__Given request__.
Take the material below and retype it in full; pictures are left out.

__Records provided__.
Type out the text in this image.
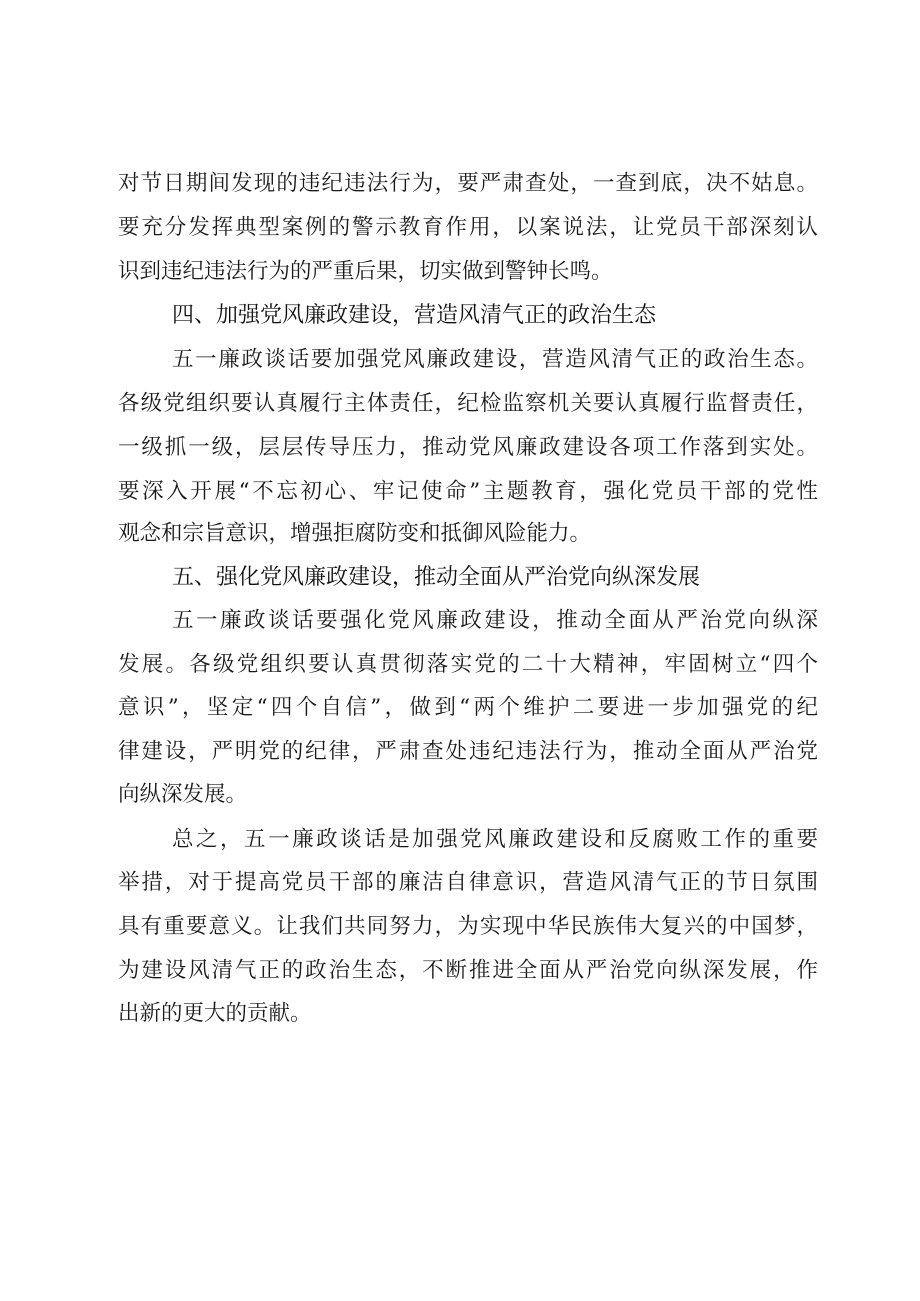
对节日期间发现的违纪违法行为，要严肃查处，一查到底，决不姑息。
要充分发挥典型案例的警示教育作用，以案说法，让党员干部深刻认
识到违纪违法行为的严重后果，切实做到警钟长鸣。
四、加强党风廉政建设，营造风清气正的政治生态
五一廉政谈话要加强党风廉政建设，营造风清气正的政治生态。
各级党组织要认真履行主体责任，纪检监察机关要认真履行监督责任，
一级抓一级，层层传导压力，推动党风廉政建设各项工作落到实处。
要深入开展“不忘初心、牢记使命”主题教育，强化党员干部的党性
观念和宗旨意识，增强拒腐防变和抵御风险能力。
五、强化党风廉政建设，推动全面从严治党向纵深发展
五一廉政谈话要强化党风廉政建设，推动全面从严治党向纵深
发展。各级党组织要认真贯彻落实党的二十大精神，牢固树立“四个
意识”，坚定“四个自信”，做到“两个维护二要进一步加强党的纪
律建设，严明党的纪律，严肃查处违纪违法行为，推动全面从严治党
向纵深发展。
总之，五一廉政谈话是加强党风廉政建设和反腐败工作的重要
举措，对于提高党员干部的廉洁自律意识，营造风清气正的节日氛围
具有重要意义。让我们共同努力，为实现中华民族伟大复兴的中国梦，
为建设风清气正的政治生态，不断推进全面从严治党向纵深发展，作
出新的更大的贡献。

__Result for this task__.
Type out the text in this image.
对节日期间发现的违纪违法行为，要严肃查处，一查到底，决不姑息。
要充分发挥典型案例的警示教育作用，以案说法，让党员干部深刻认
识到违纪违法行为的严重后果，切实做到警钟长鸣。
四、加强党风廉政建设，营造风清气正的政治生态
五一廉政谈话要加强党风廉政建设，营造风清气正的政治生态。
各级党组织要认真履行主体责任，纪检监察机关要认真履行监督责任，
一级抓一级，层层传导压力，推动党风廉政建设各项工作落到实处。
要深入开展“不忘初心、牢记使命”主题教育，强化党员干部的党性
观念和宗旨意识，增强拒腐防变和抵御风险能力。
五、强化党风廉政建设，推动全面从严治党向纵深发展
五一廉政谈话要强化党风廉政建设，推动全面从严治党向纵深
发展。各级党组织要认真贯彻落实党的二十大精神，牢固树立“四个
意识”，坚定“四个自信”，做到“两个维护二要进一步加强党的纪
律建设，严明党的纪律，严肃查处违纪违法行为，推动全面从严治党
向纵深发展。
总之，五一廉政谈话是加强党风廉政建设和反腐败工作的重要
举措，对于提高党员干部的廉洁自律意识，营造风清气正的节日氛围
具有重要意义。让我们共同努力，为实现中华民族伟大复兴的中国梦，
为建设风清气正的政治生态，不断推进全面从严治党向纵深发展，作
出新的更大的贡献。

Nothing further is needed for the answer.